[Goal of the exercise]: All of the data should be output character for character, except the pictures.

(Extracted records)
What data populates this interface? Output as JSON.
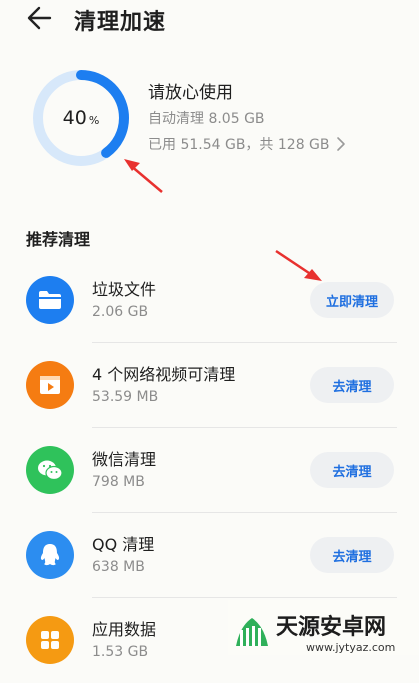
{
  "header": {
    "title": "清理加速"
  },
  "summary": {
    "percent_value": "40",
    "percent_sign": "%",
    "usage_fraction": 0.4,
    "title": "请放心使用",
    "auto_clean": "自动清理 8.05 GB",
    "used": "已用 51.54 GB，共 128 GB"
  },
  "section": {
    "title": "推荐清理"
  },
  "items": [
    {
      "name": "垃圾文件",
      "size": "2.06 GB",
      "button": "立即清理",
      "icon": "folder-icon",
      "color": "#1d7ef0"
    },
    {
      "name": "4 个网络视频可清理",
      "size": "53.59 MB",
      "button": "去清理",
      "icon": "video-icon",
      "color": "#f57c12"
    },
    {
      "name": "微信清理",
      "size": "798 MB",
      "button": "去清理",
      "icon": "wechat-icon",
      "color": "#2fc25b"
    },
    {
      "name": "QQ 清理",
      "size": "638 MB",
      "button": "去清理",
      "icon": "qq-icon",
      "color": "#2c8df0"
    },
    {
      "name": "应用数据",
      "size": "1.53 GB",
      "icon": "apps-icon",
      "color": "#f59a12"
    }
  ],
  "watermark": {
    "name": "天源安卓网",
    "url": "www.jytyaz.com"
  },
  "colors": {
    "accent": "#1f6fe0",
    "ring": "#1d7ef0",
    "ring_track": "#d7e8fa",
    "annotation": "#e8312f"
  }
}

[Solution to the exercise]:
What data populates this interface? Output as JSON.
{
  "header": {
    "title": "清理加速"
  },
  "summary": {
    "percent_value": "40",
    "percent_sign": "%",
    "usage_fraction": 0.4,
    "title": "请放心使用",
    "auto_clean": "自动清理 8.05 GB",
    "used": "已用 51.54 GB，共 128 GB"
  },
  "section": {
    "title": "推荐清理"
  },
  "items": [
    {
      "name": "垃圾文件",
      "size": "2.06 GB",
      "button": "立即清理",
      "icon": "folder-icon",
      "color": "#1d7ef0"
    },
    {
      "name": "4 个网络视频可清理",
      "size": "53.59 MB",
      "button": "去清理",
      "icon": "video-icon",
      "color": "#f57c12"
    },
    {
      "name": "微信清理",
      "size": "798 MB",
      "button": "去清理",
      "icon": "wechat-icon",
      "color": "#2fc25b"
    },
    {
      "name": "QQ 清理",
      "size": "638 MB",
      "button": "去清理",
      "icon": "qq-icon",
      "color": "#2c8df0"
    },
    {
      "name": "应用数据",
      "size": "1.53 GB",
      "icon": "apps-icon",
      "color": "#f59a12"
    }
  ],
  "watermark": {
    "name": "天源安卓网",
    "url": "www.jytyaz.com"
  },
  "colors": {
    "accent": "#1f6fe0",
    "ring": "#1d7ef0",
    "ring_track": "#d7e8fa",
    "annotation": "#e8312f"
  }
}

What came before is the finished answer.